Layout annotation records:
========

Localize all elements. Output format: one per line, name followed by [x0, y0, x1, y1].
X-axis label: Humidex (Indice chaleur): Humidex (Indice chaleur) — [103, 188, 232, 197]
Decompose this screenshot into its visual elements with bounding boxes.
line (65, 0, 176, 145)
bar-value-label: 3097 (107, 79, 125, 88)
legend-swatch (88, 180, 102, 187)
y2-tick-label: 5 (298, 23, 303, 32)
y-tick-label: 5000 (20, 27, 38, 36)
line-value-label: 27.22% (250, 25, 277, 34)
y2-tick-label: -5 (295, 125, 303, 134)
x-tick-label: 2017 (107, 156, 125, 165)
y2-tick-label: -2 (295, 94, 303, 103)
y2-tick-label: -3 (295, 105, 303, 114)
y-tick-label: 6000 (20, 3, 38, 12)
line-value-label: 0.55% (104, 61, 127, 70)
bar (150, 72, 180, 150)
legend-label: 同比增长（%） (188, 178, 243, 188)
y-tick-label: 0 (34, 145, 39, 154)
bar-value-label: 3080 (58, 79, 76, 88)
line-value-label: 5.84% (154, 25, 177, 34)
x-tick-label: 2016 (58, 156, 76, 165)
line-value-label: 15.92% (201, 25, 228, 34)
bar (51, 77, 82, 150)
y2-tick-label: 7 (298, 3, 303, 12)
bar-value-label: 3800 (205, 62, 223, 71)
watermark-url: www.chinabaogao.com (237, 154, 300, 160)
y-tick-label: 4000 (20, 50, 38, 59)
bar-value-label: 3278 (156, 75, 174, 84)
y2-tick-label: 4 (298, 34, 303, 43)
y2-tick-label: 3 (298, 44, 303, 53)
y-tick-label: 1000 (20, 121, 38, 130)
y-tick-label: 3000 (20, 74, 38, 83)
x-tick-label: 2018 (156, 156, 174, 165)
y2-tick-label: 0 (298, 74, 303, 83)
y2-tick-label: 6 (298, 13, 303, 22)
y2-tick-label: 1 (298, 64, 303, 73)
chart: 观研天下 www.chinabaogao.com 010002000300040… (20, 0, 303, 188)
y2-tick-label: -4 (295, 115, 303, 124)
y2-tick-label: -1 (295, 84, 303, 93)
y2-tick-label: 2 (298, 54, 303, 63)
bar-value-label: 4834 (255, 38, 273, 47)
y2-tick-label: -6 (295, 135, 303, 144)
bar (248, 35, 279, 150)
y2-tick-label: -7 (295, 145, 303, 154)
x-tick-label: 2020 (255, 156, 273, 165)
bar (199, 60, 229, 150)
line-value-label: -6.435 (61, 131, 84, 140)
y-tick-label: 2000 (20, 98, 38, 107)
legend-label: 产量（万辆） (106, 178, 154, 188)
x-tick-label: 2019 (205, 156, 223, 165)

========

WHAT NEEDS TO BE DONE
Express every line of the items above as a JSON list of strings, with one string per line and no blank lines.

FINISHED TASK
[
  "Localize all elements. Output format: one per line, name followed by [x0, y0, x1, y1].",
  "X-axis label: Humidex (Indice chaleur): Humidex (Indice chaleur) — [103, 188, 232, 197]",
  "Decompose this screenshot into its visual elements with bounding boxes.",
  "line (65, 0, 176, 145)",
  "bar-value-label: 3097 (107, 79, 125, 88)",
  "legend-swatch (88, 180, 102, 187)",
  "y2-tick-label: 5 (298, 23, 303, 32)",
  "y-tick-label: 5000 (20, 27, 38, 36)",
  "line-value-label: 27.22% (250, 25, 277, 34)",
  "y2-tick-label: -5 (295, 125, 303, 134)",
  "x-tick-label: 2017 (107, 156, 125, 165)",
  "y2-tick-label: -2 (295, 94, 303, 103)",
  "y2-tick-label: -3 (295, 105, 303, 114)",
  "y-tick-label: 6000 (20, 3, 38, 12)",
  "line-value-label: 0.55% (104, 61, 127, 70)",
  "bar (150, 72, 180, 150)",
  "legend-label: 同比增长（%） (188, 178, 243, 188)",
  "y-tick-label: 0 (34, 145, 39, 154)",
  "bar-value-label: 3080 (58, 79, 76, 88)",
  "line-value-label: 5.84% (154, 25, 177, 34)",
  "x-tick-label: 2016 (58, 156, 76, 165)",
  "line-value-label: 15.92% (201, 25, 228, 34)",
  "bar (51, 77, 82, 150)",
  "y2-tick-label: 7 (298, 3, 303, 12)",
  "bar-value-label: 3800 (205, 62, 223, 71)",
  "watermark-url: www.chinabaogao.com (237, 154, 300, 160)",
  "y-tick-label: 4000 (20, 50, 38, 59)",
  "bar-value-label: 3278 (156, 75, 174, 84)",
  "y2-tick-label: 4 (298, 34, 303, 43)",
  "y2-tick-label: 3 (298, 44, 303, 53)",
  "y-tick-label: 1000 (20, 121, 38, 130)",
  "y-tick-label: 3000 (20, 74, 38, 83)",
  "x-tick-label: 2018 (156, 156, 174, 165)",
  "y2-tick-label: 0 (298, 74, 303, 83)",
  "y2-tick-label: 6 (298, 13, 303, 22)",
  "y2-tick-label: 1 (298, 64, 303, 73)",
  "chart: 观研天下 www.chinabaogao.com 010002000300040… (20, 0, 303, 188)",
  "y2-tick-label: -4 (295, 115, 303, 124)",
  "y2-tick-label: -1 (295, 84, 303, 93)",
  "y2-tick-label: 2 (298, 54, 303, 63)",
  "bar-value-label: 4834 (255, 38, 273, 47)",
  "y2-tick-label: -6 (295, 135, 303, 144)",
  "bar (248, 35, 279, 150)",
  "y2-tick-label: -7 (295, 145, 303, 154)",
  "x-tick-label: 2020 (255, 156, 273, 165)",
  "bar (199, 60, 229, 150)",
  "line-value-label: -6.435 (61, 131, 84, 140)",
  "y-tick-label: 2000 (20, 98, 38, 107)",
  "legend-label: 产量（万辆） (106, 178, 154, 188)",
  "x-tick-label: 2019 (205, 156, 223, 165)"
]